INSTRUCTION
Single out the lines that include the word "JSON". Copy them.

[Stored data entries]
━━━━
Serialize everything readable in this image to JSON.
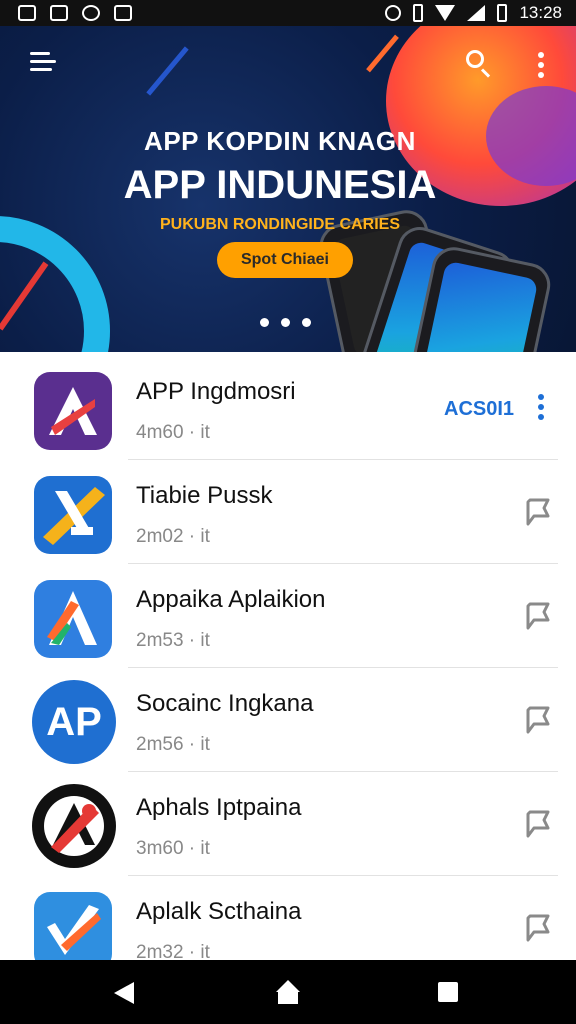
{
  "status_bar": {
    "time": "13:28"
  },
  "banner": {
    "subtitle": "APP KOPDIN KNAGN",
    "title": "APP INDUNESIA",
    "tagline": "PUKUBN RONDINGIDE CARIES",
    "button_label": "Spot Chiaei"
  },
  "apps": [
    {
      "title": "APP Ingdmosri",
      "meta": "4m60 · it",
      "action": "ACS0I1",
      "icon_text": "",
      "icon_colors": [
        "#5a2f8f",
        "#e84040"
      ]
    },
    {
      "title": "Tiabie Pussk",
      "meta": "2m02 · it",
      "icon_text": "",
      "icon_colors": [
        "#1f6fd1",
        "#f5b21b"
      ]
    },
    {
      "title": "Appaika Aplaikion",
      "meta": "2m53 · it",
      "icon_text": "",
      "icon_colors": [
        "#2f7fe0",
        "#ff6a2e"
      ]
    },
    {
      "title": "Socainc Ingkana",
      "meta": "2m56 · it",
      "icon_text": "AP",
      "icon_colors": [
        "#1f6fd1",
        "#ffffff"
      ]
    },
    {
      "title": "Aphals Iptpaina",
      "meta": "3m60 · it",
      "icon_text": "",
      "icon_colors": [
        "#111111",
        "#e53935"
      ]
    },
    {
      "title": "Aplalk Scthaina",
      "meta": "2m32 · it",
      "icon_text": "",
      "icon_colors": [
        "#2f8fe0",
        "#ff6a2e"
      ]
    }
  ],
  "icons": {
    "menu": "menu-icon",
    "search": "search-icon",
    "more": "more-vert-icon",
    "pin": "pin-icon",
    "back": "back-icon",
    "home": "home-icon",
    "recents": "recents-icon"
  }
}
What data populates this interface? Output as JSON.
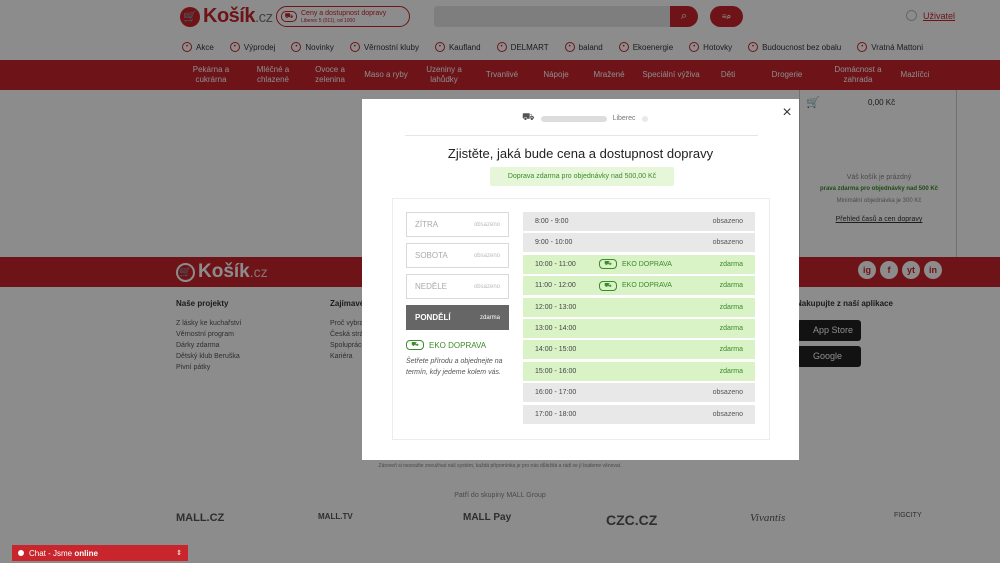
{
  "header": {
    "logo_main": "Košík",
    "logo_suffix": ".cz",
    "delivery_pill_line1": "Ceny a dostupnost dopravy",
    "delivery_pill_line2": "Liberec 5 (011), od 1000",
    "user_link": "Uživatel"
  },
  "nav2": [
    "Akce",
    "Výprodej",
    "Novinky",
    "Věrnostní kluby",
    "Kaufland",
    "DELMART",
    "baland",
    "Ekoenergie",
    "Hotovky",
    "Budoucnost bez obalu",
    "Vratná Mattoni"
  ],
  "categories": [
    {
      "label": "Pekárna a\ncukrárna"
    },
    {
      "label": "Mléčné a\nchlazené"
    },
    {
      "label": "Ovoce a\nzelenina"
    },
    {
      "label": "Maso a ryby"
    },
    {
      "label": "Uzeniny a\nlahůdky"
    },
    {
      "label": "Trvanlivé"
    },
    {
      "label": "Nápoje"
    },
    {
      "label": "Mražené"
    },
    {
      "label": "Speciální výživa"
    },
    {
      "label": "Děti"
    },
    {
      "label": "Drogerie"
    },
    {
      "label": "Domácnost a\nzahrada"
    },
    {
      "label": "Mazlíčci"
    }
  ],
  "cart_panel": {
    "price": "0,00 Kč",
    "empty": "Váš košík je prázdný",
    "free_note": "prava zdarma pro objednávky nad 500 Kč",
    "min_order": "Minimální objednávka je 300 Kč",
    "link": "Přehled časů a cen dopravy"
  },
  "footer": {
    "logo_main": "Košík",
    "logo_suffix": ".cz",
    "social": [
      "ig",
      "f",
      "yt",
      "in"
    ],
    "col1_title": "Naše projekty",
    "col1_items": [
      "Z lásky ke kuchařství",
      "Věrnostní program",
      "Dárky zdarma",
      "Dětský klub Beruška",
      "Pivní pátky"
    ],
    "col2_title": "Zajímavé",
    "col2_items": [
      "Proč vybrat",
      "Česká stránka",
      "Spolupráce",
      "Kariéra"
    ],
    "app_title": "Nakupujte z naší aplikace",
    "app_store": "App Store",
    "google_play": "Google Play",
    "note": "Zároveň si nesnažte zneužívat náš systém, každá připomínka je pro nás důležitá a rádi se jí budeme věnovat.",
    "group": "Patří do skupiny MALL Group",
    "brands": [
      "MALL.CZ",
      "MALL.TV",
      "MALL Pay",
      "CZC.CZ",
      "Vivantis",
      "FIGCITY"
    ]
  },
  "modal": {
    "close": "×",
    "address_city": "Liberec",
    "title": "Zjistěte, jaká bude cena a dostupnost dopravy",
    "free_shipping": "Doprava zdarma pro objednávky nad 500,00 Kč",
    "days": [
      {
        "name": "ZÍTRA",
        "status": "obsazeno",
        "active": false
      },
      {
        "name": "SOBOTA",
        "status": "obsazeno",
        "active": false
      },
      {
        "name": "NEDĚLE",
        "status": "obsazeno",
        "active": false
      },
      {
        "name": "PONDĚLÍ",
        "status": "zdarma",
        "active": true
      }
    ],
    "eko_label": "EKO DOPRAVA",
    "eko_text": "Šetřete přírodu a objednejte na termín, kdy jedeme kolem vás.",
    "slots": [
      {
        "time": "8:00 - 9:00",
        "eko": false,
        "status": "obsazeno",
        "free": false
      },
      {
        "time": "9:00 - 10:00",
        "eko": false,
        "status": "obsazeno",
        "free": false
      },
      {
        "time": "10:00 - 11:00",
        "eko": true,
        "status": "zdarma",
        "free": true
      },
      {
        "time": "11:00 - 12:00",
        "eko": true,
        "status": "zdarma",
        "free": true
      },
      {
        "time": "12:00 - 13:00",
        "eko": false,
        "status": "zdarma",
        "free": true
      },
      {
        "time": "13:00 - 14:00",
        "eko": false,
        "status": "zdarma",
        "free": true
      },
      {
        "time": "14:00 - 15:00",
        "eko": false,
        "status": "zdarma",
        "free": true
      },
      {
        "time": "15:00 - 16:00",
        "eko": false,
        "status": "zdarma",
        "free": true
      },
      {
        "time": "16:00 - 17:00",
        "eko": false,
        "status": "obsazeno",
        "free": false
      },
      {
        "time": "17:00 - 18:00",
        "eko": false,
        "status": "obsazeno",
        "free": false
      }
    ]
  },
  "chat": {
    "prefix": "Chat - Jsme ",
    "status": "online"
  }
}
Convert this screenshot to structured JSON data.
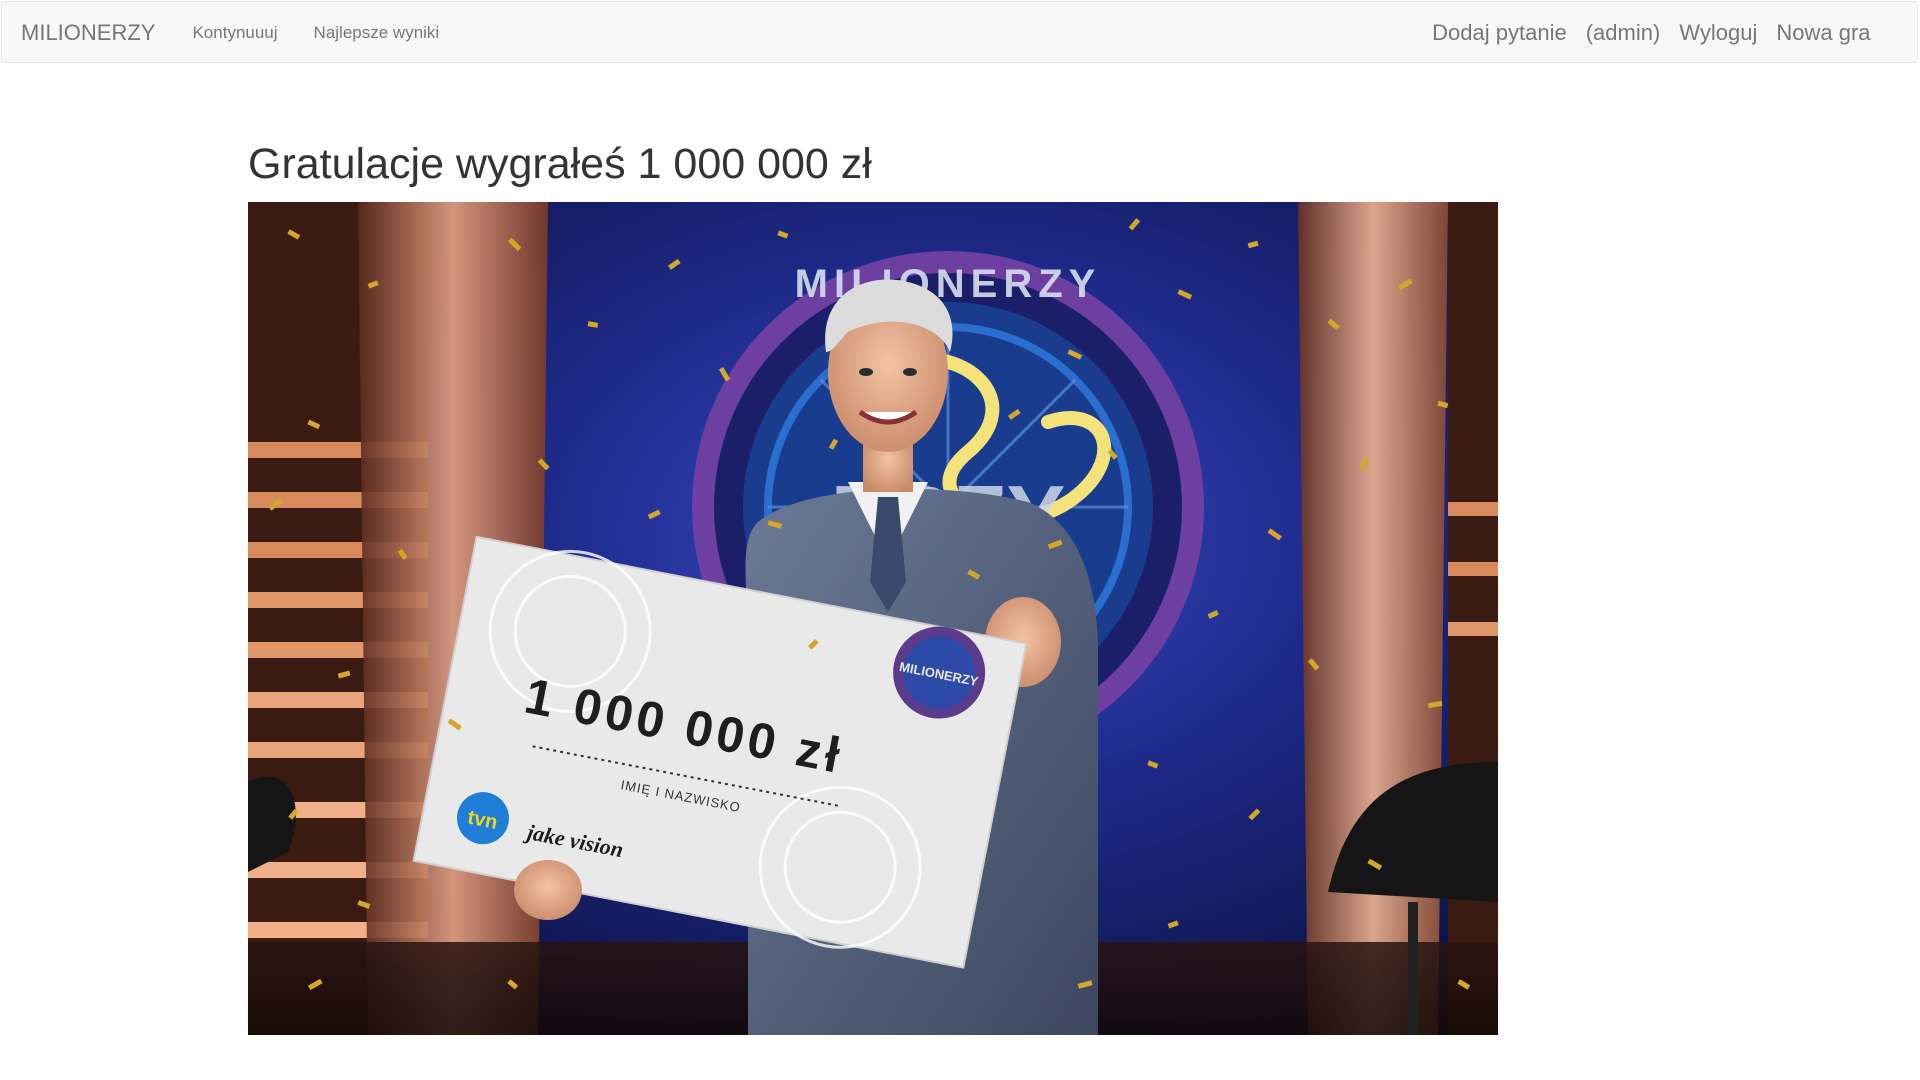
{
  "navbar": {
    "brand": "MILIONERZY",
    "left_links": [
      "Kontynuuuj",
      "Najlepsze wyniki"
    ],
    "right_links": [
      "Dodaj pytanie",
      "(admin)",
      "Wyloguj",
      "Nowa gra"
    ]
  },
  "main": {
    "heading": "Gratulacje wygrałeś 1 000 000 zł",
    "image": {
      "check_amount": "1 000 000 zł",
      "check_signature_label": "IMIĘ I NAZWISKO",
      "logo_text": "MILIONERZY",
      "tvn_logo": "tvn",
      "sponsor_logo": "jake vision"
    }
  },
  "colors": {
    "navbar_bg": "#f8f8f8",
    "navbar_border": "#e7e7e7",
    "nav_text": "#777777",
    "heading_text": "#333333"
  }
}
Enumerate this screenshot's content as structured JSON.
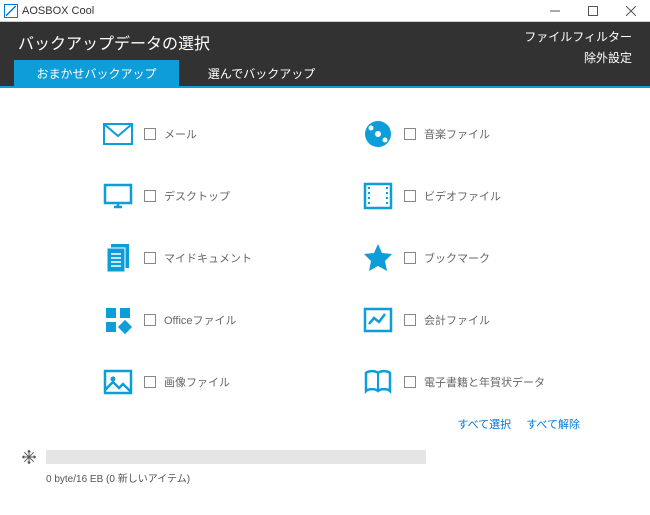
{
  "window": {
    "title": "AOSBOX Cool"
  },
  "header": {
    "title": "バックアップデータの選択",
    "file_filter": "ファイルフィルター",
    "exclude_settings": "除外設定"
  },
  "tabs": {
    "auto": "おまかせバックアップ",
    "manual": "選んでバックアップ"
  },
  "categories": {
    "mail": "メール",
    "music": "音楽ファイル",
    "desktop": "デスクトップ",
    "video": "ビデオファイル",
    "documents": "マイドキュメント",
    "bookmark": "ブックマーク",
    "office": "Officeファイル",
    "finance": "会計ファイル",
    "image": "画像ファイル",
    "ebook": "電子書籍と年賀状データ"
  },
  "actions": {
    "select_all": "すべて選択",
    "clear_all": "すべて解除"
  },
  "status": "0 byte/16 EB (0 新しいアイテム)"
}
━━━━
FINAL ANSWER
Serialize everything readable in this image to JSON.
What data populates this interface? Output as JSON.
Convert this screenshot to structured JSON data.
Enumerate this screenshot's content as structured JSON.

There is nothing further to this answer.